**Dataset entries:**
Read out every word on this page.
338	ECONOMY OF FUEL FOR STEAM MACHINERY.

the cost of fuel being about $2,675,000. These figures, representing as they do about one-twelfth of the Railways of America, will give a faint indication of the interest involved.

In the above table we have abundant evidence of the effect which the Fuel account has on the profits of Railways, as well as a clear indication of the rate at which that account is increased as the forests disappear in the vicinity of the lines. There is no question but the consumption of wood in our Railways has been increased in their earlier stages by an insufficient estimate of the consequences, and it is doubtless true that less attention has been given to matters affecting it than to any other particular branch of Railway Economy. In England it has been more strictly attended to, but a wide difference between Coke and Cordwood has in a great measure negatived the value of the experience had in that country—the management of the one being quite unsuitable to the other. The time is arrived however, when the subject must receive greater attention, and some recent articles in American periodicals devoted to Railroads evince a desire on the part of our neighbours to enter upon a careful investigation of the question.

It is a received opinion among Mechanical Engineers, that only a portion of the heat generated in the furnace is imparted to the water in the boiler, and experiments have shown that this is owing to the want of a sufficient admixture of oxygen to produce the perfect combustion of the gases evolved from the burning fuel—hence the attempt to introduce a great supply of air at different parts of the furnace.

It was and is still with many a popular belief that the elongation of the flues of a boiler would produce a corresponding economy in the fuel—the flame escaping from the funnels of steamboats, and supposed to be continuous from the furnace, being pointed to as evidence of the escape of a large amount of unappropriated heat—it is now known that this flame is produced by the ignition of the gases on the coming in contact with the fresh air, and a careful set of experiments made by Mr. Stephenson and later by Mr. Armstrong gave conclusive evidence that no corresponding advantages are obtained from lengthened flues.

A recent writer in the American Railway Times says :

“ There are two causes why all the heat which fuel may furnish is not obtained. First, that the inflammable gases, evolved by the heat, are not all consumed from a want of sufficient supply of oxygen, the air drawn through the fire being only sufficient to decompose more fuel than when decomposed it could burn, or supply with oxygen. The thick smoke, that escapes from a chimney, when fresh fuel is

**Set exercise:**
All of the records must be repeated exactly.

**Exercise response:**
Read out every word on this page.
338	ECONOMY OF FUEL FOR STEAM MACHINERY.

the cost of fuel being about $2,675,000. These figures, representing as they do about one-twelfth of the Railways of America, will give a faint indication of the interest involved.

In the above table we have abundant evidence of the effect which the Fuel account has on the profits of Railways, as well as a clear indication of the rate at which that account is increased as the forests disappear in the vicinity of the lines. There is no question but the consumption of wood in our Railways has been increased in their earlier stages by an insufficient estimate of the consequences, and it is doubtless true that less attention has been given to matters affecting it than to any other particular branch of Railway Economy. In England it has been more strictly attended to, but a wide difference between Coke and Cordwood has in a great measure negatived the value of the experience had in that country—the management of the one being quite unsuitable to the other. The time is arrived however, when the subject must receive greater attention, and some recent articles in American periodicals devoted to Railroads evince a desire on the part of our neighbours to enter upon a careful investigation of the question.

It is a received opinion among Mechanical Engineers, that only a portion of the heat generated in the furnace is imparted to the water in the boiler, and experiments have shown that this is owing to the want of a sufficient admixture of oxygen to produce the perfect combustion of the gases evolved from the burning fuel—hence the attempt to introduce a great supply of air at different parts of the furnace.

It was and is still with many a popular belief that the elongation of the flues of a boiler would produce a corresponding economy in the fuel—the flame escaping from the funnels of steamboats, and supposed to be continuous from the furnace, being pointed to as evidence of the escape of a large amount of unappropriated heat—it is now known that this flame is produced by the ignition of the gases on the coming in contact with the fresh air, and a careful set of experiments made by Mr. Stephenson and later by Mr. Armstrong gave conclusive evidence that no corresponding advantages are obtained from lengthened flues.

A recent writer in the American Railway Times says :

“ There are two causes why all the heat which fuel may furnish is not obtained. First, that the inflammable gases, evolved by the heat, are not all consumed from a want of sufficient supply of oxygen, the air drawn through the fire being only sufficient to decompose more fuel than when decomposed it could burn, or supply with oxygen. The thick smoke, that escapes from a chimney, when fresh fuel is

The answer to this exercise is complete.